*PROBLEM TO WORK ON:*
From the listing below, pull out all lines with "Simple" in them.

*INPUT DATA:*

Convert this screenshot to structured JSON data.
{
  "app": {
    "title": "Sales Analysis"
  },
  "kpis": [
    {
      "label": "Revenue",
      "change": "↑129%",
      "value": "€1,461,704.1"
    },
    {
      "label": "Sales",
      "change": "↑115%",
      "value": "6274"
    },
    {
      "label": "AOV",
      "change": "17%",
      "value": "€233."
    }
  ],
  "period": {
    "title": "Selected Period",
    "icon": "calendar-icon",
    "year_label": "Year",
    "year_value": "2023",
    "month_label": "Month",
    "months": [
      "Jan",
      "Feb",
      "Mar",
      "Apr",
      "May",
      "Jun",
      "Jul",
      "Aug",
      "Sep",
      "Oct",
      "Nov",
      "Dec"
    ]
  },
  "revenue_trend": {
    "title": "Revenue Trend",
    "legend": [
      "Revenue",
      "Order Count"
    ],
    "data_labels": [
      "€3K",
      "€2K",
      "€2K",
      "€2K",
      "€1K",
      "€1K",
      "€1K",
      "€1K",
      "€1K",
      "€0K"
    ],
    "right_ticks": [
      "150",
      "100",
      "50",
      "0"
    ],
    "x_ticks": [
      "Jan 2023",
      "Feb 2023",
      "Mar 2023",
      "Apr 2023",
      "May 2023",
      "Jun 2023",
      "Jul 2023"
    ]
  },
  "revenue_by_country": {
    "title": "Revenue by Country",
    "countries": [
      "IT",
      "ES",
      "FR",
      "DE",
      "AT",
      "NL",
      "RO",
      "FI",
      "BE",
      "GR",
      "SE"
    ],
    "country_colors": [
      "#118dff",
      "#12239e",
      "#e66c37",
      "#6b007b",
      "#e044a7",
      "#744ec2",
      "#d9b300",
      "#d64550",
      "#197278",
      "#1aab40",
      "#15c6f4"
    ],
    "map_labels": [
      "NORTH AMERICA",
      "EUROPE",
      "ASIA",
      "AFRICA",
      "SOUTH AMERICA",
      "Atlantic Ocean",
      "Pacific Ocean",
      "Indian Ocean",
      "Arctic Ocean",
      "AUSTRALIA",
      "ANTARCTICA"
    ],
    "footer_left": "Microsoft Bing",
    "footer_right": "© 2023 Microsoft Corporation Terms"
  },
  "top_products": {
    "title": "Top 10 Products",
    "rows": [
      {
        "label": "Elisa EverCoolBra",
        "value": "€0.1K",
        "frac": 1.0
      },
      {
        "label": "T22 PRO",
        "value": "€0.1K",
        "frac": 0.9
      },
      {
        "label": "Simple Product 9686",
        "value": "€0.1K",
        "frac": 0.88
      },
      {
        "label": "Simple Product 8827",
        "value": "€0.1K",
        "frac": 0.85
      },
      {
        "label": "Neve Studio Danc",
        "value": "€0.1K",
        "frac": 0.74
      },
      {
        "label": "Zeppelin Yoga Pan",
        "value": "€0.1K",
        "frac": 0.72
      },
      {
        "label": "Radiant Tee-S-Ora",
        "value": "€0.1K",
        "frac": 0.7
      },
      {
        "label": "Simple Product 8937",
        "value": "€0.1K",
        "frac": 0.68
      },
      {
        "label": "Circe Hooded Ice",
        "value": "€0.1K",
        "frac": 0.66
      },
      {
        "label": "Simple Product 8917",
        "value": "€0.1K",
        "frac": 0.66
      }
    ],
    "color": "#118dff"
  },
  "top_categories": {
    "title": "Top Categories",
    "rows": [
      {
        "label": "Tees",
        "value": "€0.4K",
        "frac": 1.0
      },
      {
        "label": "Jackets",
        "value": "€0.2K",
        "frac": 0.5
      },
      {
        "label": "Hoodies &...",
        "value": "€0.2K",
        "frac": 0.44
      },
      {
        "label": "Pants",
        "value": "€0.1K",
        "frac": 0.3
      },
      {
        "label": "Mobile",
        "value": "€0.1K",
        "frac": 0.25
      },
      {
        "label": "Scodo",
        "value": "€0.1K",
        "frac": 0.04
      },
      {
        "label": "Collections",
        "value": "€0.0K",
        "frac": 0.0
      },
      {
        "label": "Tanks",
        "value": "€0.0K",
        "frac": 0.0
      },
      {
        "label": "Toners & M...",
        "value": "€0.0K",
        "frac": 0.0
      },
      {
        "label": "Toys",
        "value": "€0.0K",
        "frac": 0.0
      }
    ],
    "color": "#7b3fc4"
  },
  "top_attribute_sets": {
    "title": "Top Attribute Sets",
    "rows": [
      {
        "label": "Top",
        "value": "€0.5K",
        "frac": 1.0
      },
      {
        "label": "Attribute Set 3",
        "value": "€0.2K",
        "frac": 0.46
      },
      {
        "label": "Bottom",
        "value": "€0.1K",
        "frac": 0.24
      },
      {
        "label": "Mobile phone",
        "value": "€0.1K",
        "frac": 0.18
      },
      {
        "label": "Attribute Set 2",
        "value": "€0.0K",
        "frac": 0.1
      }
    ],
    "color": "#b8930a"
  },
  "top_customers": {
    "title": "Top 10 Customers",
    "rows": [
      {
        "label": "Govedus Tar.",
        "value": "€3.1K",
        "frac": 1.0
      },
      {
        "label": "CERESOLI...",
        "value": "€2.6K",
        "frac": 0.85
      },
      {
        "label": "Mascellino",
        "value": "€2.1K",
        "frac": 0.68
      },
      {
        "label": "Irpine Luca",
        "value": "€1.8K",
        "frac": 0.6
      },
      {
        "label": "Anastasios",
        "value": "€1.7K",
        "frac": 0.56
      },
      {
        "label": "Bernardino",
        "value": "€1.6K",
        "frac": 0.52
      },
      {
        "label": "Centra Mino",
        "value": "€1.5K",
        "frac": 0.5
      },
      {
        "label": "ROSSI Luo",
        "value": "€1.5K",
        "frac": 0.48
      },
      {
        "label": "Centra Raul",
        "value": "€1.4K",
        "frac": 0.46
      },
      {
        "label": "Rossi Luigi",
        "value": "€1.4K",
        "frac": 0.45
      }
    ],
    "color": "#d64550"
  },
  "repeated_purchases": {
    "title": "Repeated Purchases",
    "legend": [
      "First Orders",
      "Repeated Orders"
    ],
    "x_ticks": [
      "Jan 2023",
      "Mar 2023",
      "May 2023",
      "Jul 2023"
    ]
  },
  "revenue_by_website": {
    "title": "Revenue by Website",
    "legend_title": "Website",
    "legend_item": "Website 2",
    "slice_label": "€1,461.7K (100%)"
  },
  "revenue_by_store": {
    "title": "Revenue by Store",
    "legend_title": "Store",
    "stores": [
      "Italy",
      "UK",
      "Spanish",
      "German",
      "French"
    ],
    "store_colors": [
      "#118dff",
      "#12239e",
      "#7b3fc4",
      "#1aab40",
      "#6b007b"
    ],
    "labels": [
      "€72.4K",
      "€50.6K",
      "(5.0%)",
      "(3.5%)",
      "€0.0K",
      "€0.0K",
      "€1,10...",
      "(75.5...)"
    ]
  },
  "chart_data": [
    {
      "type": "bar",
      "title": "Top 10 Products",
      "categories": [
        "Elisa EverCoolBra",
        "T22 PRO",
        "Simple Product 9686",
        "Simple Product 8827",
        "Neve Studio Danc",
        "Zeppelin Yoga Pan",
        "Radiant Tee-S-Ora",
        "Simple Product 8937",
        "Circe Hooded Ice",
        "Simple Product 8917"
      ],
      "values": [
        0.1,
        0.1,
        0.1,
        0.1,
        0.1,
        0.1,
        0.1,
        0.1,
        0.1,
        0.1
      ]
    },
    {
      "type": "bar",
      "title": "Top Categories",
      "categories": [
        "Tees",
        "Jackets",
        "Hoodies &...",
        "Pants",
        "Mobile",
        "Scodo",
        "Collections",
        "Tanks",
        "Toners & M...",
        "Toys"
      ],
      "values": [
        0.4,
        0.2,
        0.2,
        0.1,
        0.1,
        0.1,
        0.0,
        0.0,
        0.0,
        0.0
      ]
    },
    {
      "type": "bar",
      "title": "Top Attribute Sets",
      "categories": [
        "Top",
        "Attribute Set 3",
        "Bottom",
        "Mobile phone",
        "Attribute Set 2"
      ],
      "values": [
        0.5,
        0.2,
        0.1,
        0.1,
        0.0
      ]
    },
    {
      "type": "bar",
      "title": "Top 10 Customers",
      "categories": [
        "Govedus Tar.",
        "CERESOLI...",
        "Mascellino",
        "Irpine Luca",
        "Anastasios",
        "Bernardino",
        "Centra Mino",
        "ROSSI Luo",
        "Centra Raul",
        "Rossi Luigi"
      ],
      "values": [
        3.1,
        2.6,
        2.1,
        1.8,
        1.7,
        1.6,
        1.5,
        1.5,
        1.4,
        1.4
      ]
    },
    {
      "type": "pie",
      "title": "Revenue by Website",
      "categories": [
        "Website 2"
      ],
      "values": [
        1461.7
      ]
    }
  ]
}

*ANSWER TO THIS EXERCISE:*
        "label": "Simple Product 9686",
        "label": "Simple Product 8827",
        "label": "Simple Product 8937",
        "label": "Simple Product 8917",
        "Simple Product 9686",
        "Simple Product 8827",
        "Simple Product 8937",
        "Simple Product 8917"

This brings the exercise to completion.